§ **Goal**
Below you will find a set of lines. Repeat them all exactly.
--- --- ---
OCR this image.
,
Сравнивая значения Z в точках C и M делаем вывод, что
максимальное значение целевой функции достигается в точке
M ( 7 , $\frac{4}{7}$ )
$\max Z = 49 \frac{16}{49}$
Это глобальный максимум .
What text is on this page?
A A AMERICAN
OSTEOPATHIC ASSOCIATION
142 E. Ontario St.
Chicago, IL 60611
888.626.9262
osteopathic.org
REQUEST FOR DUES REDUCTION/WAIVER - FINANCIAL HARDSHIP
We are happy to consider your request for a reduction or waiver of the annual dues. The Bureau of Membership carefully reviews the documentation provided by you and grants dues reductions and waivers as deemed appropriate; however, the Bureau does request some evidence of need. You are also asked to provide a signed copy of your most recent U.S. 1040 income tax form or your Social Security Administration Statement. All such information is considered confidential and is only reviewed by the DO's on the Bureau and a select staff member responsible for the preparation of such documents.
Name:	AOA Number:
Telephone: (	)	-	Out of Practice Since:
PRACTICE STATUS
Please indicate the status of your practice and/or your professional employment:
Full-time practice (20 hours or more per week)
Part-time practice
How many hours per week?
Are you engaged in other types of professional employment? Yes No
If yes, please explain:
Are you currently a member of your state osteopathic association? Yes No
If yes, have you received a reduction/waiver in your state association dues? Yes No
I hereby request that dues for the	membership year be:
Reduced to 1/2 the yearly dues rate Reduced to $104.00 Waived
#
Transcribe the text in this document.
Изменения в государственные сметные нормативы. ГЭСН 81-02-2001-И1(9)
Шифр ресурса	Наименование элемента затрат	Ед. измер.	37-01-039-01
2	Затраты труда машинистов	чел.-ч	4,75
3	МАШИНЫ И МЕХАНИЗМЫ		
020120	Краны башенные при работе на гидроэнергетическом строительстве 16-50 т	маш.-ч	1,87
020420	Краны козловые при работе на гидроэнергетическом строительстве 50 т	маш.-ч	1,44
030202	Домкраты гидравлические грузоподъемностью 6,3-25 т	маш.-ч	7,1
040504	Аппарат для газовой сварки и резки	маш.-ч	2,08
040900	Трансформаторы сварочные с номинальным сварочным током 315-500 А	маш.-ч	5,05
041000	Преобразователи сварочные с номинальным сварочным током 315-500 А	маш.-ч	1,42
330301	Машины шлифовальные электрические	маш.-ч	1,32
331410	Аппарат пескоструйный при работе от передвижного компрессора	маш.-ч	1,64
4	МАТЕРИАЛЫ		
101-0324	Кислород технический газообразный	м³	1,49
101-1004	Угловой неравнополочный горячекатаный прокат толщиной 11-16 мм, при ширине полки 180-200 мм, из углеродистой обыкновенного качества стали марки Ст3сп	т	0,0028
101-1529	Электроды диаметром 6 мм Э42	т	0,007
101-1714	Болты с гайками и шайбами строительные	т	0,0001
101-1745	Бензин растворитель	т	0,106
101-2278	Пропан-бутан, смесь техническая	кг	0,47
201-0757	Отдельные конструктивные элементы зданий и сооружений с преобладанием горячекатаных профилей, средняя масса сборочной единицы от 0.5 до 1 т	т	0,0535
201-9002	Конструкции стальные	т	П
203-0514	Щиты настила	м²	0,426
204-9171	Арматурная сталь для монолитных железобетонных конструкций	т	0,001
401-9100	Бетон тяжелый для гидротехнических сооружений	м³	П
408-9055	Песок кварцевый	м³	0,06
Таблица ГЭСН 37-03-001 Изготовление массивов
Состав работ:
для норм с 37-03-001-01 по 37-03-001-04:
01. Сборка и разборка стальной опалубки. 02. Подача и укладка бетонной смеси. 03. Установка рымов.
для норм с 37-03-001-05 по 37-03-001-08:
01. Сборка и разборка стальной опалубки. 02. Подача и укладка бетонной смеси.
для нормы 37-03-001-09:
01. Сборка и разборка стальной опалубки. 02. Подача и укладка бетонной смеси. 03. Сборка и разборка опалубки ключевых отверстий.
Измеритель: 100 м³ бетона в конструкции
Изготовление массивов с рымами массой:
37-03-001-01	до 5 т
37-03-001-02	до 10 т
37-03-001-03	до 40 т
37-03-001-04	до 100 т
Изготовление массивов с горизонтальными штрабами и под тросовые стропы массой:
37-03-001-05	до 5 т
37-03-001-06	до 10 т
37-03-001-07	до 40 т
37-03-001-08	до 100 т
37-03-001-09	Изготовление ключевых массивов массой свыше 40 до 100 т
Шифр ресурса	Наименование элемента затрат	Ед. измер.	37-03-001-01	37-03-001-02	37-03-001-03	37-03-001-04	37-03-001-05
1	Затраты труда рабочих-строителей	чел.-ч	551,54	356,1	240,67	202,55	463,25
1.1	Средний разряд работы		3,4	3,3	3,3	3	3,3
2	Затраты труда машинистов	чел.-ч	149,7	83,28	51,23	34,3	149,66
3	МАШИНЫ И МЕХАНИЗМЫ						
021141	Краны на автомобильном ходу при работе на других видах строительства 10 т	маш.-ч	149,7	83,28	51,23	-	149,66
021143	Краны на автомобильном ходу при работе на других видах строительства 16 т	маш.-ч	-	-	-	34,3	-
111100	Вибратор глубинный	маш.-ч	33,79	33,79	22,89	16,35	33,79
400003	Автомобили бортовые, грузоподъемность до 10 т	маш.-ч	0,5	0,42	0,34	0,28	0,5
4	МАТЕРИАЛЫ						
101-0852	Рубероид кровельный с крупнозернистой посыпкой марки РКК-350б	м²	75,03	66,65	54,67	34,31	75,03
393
--- --- ---
§ **Final answer**
OCR this image.
,
Сравнивая значения Z в точках C и M делаем вывод, что
максимальное значение целевой функции достигается в точке
M ( 7 , $\frac{4}{7}$ )
$\max Z = 49 \frac{16}{49}$
Это глобальный максимум .
What text is on this page?
A A AMERICAN
OSTEOPATHIC ASSOCIATION
142 E. Ontario St.
Chicago, IL 60611
888.626.9262
osteopathic.org
REQUEST FOR DUES REDUCTION/WAIVER - FINANCIAL HARDSHIP
We are happy to consider your request for a reduction or waiver of the annual dues. The Bureau of Membership carefully reviews the documentation provided by you and grants dues reductions and waivers as deemed appropriate; however, the Bureau does request some evidence of need. You are also asked to provide a signed copy of your most recent U.S. 1040 income tax form or your Social Security Administration Statement. All such information is considered confidential and is only reviewed by the DO's on the Bureau and a select staff member responsible for the preparation of such documents.
Name:	AOA Number:
Telephone: (	)	-	Out of Practice Since:
PRACTICE STATUS
Please indicate the status of your practice and/or your professional employment:
Full-time practice (20 hours or more per week)
Part-time practice
How many hours per week?
Are you engaged in other types of professional employment? Yes No
If yes, please explain:
Are you currently a member of your state osteopathic association? Yes No
If yes, have you received a reduction/waiver in your state association dues? Yes No
I hereby request that dues for the	membership year be:
Reduced to 1/2 the yearly dues rate Reduced to $104.00 Waived
#
Transcribe the text in this document.
Изменения в государственные сметные нормативы. ГЭСН 81-02-2001-И1(9)
Шифр ресурса	Наименование элемента затрат	Ед. измер.	37-01-039-01
2	Затраты труда машинистов	чел.-ч	4,75
3	МАШИНЫ И МЕХАНИЗМЫ		
020120	Краны башенные при работе на гидроэнергетическом строительстве 16-50 т	маш.-ч	1,87
020420	Краны козловые при работе на гидроэнергетическом строительстве 50 т	маш.-ч	1,44
030202	Домкраты гидравлические грузоподъемностью 6,3-25 т	маш.-ч	7,1
040504	Аппарат для газовой сварки и резки	маш.-ч	2,08
040900	Трансформаторы сварочные с номинальным сварочным током 315-500 А	маш.-ч	5,05
041000	Преобразователи сварочные с номинальным сварочным током 315-500 А	маш.-ч	1,42
330301	Машины шлифовальные электрические	маш.-ч	1,32
331410	Аппарат пескоструйный при работе от передвижного компрессора	маш.-ч	1,64
4	МАТЕРИАЛЫ		
101-0324	Кислород технический газообразный	м³	1,49
101-1004	Угловой неравнополочный горячекатаный прокат толщиной 11-16 мм, при ширине полки 180-200 мм, из углеродистой обыкновенного качества стали марки Ст3сп	т	0,0028
101-1529	Электроды диаметром 6 мм Э42	т	0,007
101-1714	Болты с гайками и шайбами строительные	т	0,0001
101-1745	Бензин растворитель	т	0,106
101-2278	Пропан-бутан, смесь техническая	кг	0,47
201-0757	Отдельные конструктивные элементы зданий и сооружений с преобладанием горячекатаных профилей, средняя масса сборочной единицы от 0.5 до 1 т	т	0,0535
201-9002	Конструкции стальные	т	П
203-0514	Щиты настила	м²	0,426
204-9171	Арматурная сталь для монолитных железобетонных конструкций	т	0,001
401-9100	Бетон тяжелый для гидротехнических сооружений	м³	П
408-9055	Песок кварцевый	м³	0,06
Таблица ГЭСН 37-03-001 Изготовление массивов
Состав работ:
для норм с 37-03-001-01 по 37-03-001-04:
01. Сборка и разборка стальной опалубки. 02. Подача и укладка бетонной смеси. 03. Установка рымов.
для норм с 37-03-001-05 по 37-03-001-08:
01. Сборка и разборка стальной опалубки. 02. Подача и укладка бетонной смеси.
для нормы 37-03-001-09:
01. Сборка и разборка стальной опалубки. 02. Подача и укладка бетонной смеси. 03. Сборка и разборка опалубки ключевых отверстий.
Измеритель: 100 м³ бетона в конструкции
Изготовление массивов с рымами массой:
37-03-001-01	до 5 т
37-03-001-02	до 10 т
37-03-001-03	до 40 т
37-03-001-04	до 100 т
Изготовление массивов с горизонтальными штрабами и под тросовые стропы массой:
37-03-001-05	до 5 т
37-03-001-06	до 10 т
37-03-001-07	до 40 т
37-03-001-08	до 100 т
37-03-001-09	Изготовление ключевых массивов массой свыше 40 до 100 т
Шифр ресурса	Наименование элемента затрат	Ед. измер.	37-03-001-01	37-03-001-02	37-03-001-03	37-03-001-04	37-03-001-05
1	Затраты труда рабочих-строителей	чел.-ч	551,54	356,1	240,67	202,55	463,25
1.1	Средний разряд работы		3,4	3,3	3,3	3	3,3
2	Затраты труда машинистов	чел.-ч	149,7	83,28	51,23	34,3	149,66
3	МАШИНЫ И МЕХАНИЗМЫ						
021141	Краны на автомобильном ходу при работе на других видах строительства 10 т	маш.-ч	149,7	83,28	51,23	-	149,66
021143	Краны на автомобильном ходу при работе на других видах строительства 16 т	маш.-ч	-	-	-	34,3	-
111100	Вибратор глубинный	маш.-ч	33,79	33,79	22,89	16,35	33,79
400003	Автомобили бортовые, грузоподъемность до 10 т	маш.-ч	0,5	0,42	0,34	0,28	0,5
4	МАТЕРИАЛЫ						
101-0852	Рубероид кровельный с крупнозернистой посыпкой марки РКК-350б	м²	75,03	66,65	54,67	34,31	75,03
393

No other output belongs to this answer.